## What is required
Each entry must be reproduced precisely as it stands.

## Saved entries
=-=-=

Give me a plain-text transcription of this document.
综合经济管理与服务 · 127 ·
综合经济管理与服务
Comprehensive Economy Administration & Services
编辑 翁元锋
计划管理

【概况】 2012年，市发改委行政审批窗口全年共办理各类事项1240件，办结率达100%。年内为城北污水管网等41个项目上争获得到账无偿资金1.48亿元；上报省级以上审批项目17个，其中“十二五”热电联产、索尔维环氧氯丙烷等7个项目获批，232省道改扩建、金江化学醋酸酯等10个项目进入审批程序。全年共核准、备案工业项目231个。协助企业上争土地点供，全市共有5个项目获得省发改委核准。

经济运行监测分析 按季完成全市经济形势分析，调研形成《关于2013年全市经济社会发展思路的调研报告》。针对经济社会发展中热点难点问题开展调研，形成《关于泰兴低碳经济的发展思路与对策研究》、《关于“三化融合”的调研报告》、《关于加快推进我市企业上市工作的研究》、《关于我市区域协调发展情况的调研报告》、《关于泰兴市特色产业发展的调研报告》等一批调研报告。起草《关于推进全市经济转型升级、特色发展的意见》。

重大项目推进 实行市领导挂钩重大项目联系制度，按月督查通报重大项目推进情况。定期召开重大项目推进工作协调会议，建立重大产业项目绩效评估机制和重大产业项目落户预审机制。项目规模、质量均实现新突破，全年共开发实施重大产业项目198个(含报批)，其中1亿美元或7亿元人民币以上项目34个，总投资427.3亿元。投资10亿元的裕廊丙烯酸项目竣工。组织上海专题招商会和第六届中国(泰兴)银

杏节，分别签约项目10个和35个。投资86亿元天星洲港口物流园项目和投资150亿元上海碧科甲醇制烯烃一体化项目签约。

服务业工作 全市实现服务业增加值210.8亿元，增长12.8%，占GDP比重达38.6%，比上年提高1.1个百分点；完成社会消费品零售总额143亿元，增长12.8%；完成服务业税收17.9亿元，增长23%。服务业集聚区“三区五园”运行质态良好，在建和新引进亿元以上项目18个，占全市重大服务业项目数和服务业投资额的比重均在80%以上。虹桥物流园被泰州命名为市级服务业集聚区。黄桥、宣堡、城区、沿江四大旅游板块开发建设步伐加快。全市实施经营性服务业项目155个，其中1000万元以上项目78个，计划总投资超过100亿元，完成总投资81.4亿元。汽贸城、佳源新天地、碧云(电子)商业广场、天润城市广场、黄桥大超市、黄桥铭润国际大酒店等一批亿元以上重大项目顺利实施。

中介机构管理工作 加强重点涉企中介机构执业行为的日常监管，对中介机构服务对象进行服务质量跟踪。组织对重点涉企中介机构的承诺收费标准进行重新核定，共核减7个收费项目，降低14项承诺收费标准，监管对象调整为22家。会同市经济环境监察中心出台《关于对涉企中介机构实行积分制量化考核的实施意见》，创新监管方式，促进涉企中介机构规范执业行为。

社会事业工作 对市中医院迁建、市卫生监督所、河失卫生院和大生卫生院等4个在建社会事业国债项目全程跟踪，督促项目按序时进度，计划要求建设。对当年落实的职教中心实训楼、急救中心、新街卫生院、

=-=-=

## Response
Give me a plain-text transcription of this document.
综合经济管理与服务 · 127 ·
综合经济管理与服务
Comprehensive Economy Administration & Services
编辑 翁元锋
计划管理

【概况】 2012年，市发改委行政审批窗口全年共办理各类事项1240件，办结率达100%。年内为城北污水管网等41个项目上争获得到账无偿资金1.48亿元；上报省级以上审批项目17个，其中“十二五”热电联产、索尔维环氧氯丙烷等7个项目获批，232省道改扩建、金江化学醋酸酯等10个项目进入审批程序。全年共核准、备案工业项目231个。协助企业上争土地点供，全市共有5个项目获得省发改委核准。

经济运行监测分析 按季完成全市经济形势分析，调研形成《关于2013年全市经济社会发展思路的调研报告》。针对经济社会发展中热点难点问题开展调研，形成《关于泰兴低碳经济的发展思路与对策研究》、《关于“三化融合”的调研报告》、《关于加快推进我市企业上市工作的研究》、《关于我市区域协调发展情况的调研报告》、《关于泰兴市特色产业发展的调研报告》等一批调研报告。起草《关于推进全市经济转型升级、特色发展的意见》。

重大项目推进 实行市领导挂钩重大项目联系制度，按月督查通报重大项目推进情况。定期召开重大项目推进工作协调会议，建立重大产业项目绩效评估机制和重大产业项目落户预审机制。项目规模、质量均实现新突破，全年共开发实施重大产业项目198个(含报批)，其中1亿美元或7亿元人民币以上项目34个，总投资427.3亿元。投资10亿元的裕廊丙烯酸项目竣工。组织上海专题招商会和第六届中国(泰兴)银

杏节，分别签约项目10个和35个。投资86亿元天星洲港口物流园项目和投资150亿元上海碧科甲醇制烯烃一体化项目签约。

服务业工作 全市实现服务业增加值210.8亿元，增长12.8%，占GDP比重达38.6%，比上年提高1.1个百分点；完成社会消费品零售总额143亿元，增长12.8%；完成服务业税收17.9亿元，增长23%。服务业集聚区“三区五园”运行质态良好，在建和新引进亿元以上项目18个，占全市重大服务业项目数和服务业投资额的比重均在80%以上。虹桥物流园被泰州命名为市级服务业集聚区。黄桥、宣堡、城区、沿江四大旅游板块开发建设步伐加快。全市实施经营性服务业项目155个，其中1000万元以上项目78个，计划总投资超过100亿元，完成总投资81.4亿元。汽贸城、佳源新天地、碧云(电子)商业广场、天润城市广场、黄桥大超市、黄桥铭润国际大酒店等一批亿元以上重大项目顺利实施。

中介机构管理工作 加强重点涉企中介机构执业行为的日常监管，对中介机构服务对象进行服务质量跟踪。组织对重点涉企中介机构的承诺收费标准进行重新核定，共核减7个收费项目，降低14项承诺收费标准，监管对象调整为22家。会同市经济环境监察中心出台《关于对涉企中介机构实行积分制量化考核的实施意见》，创新监管方式，促进涉企中介机构规范执业行为。

社会事业工作 对市中医院迁建、市卫生监督所、河失卫生院和大生卫生院等4个在建社会事业国债项目全程跟踪，督促项目按序时进度，计划要求建设。对当年落实的职教中心实训楼、急救中心、新街卫生院、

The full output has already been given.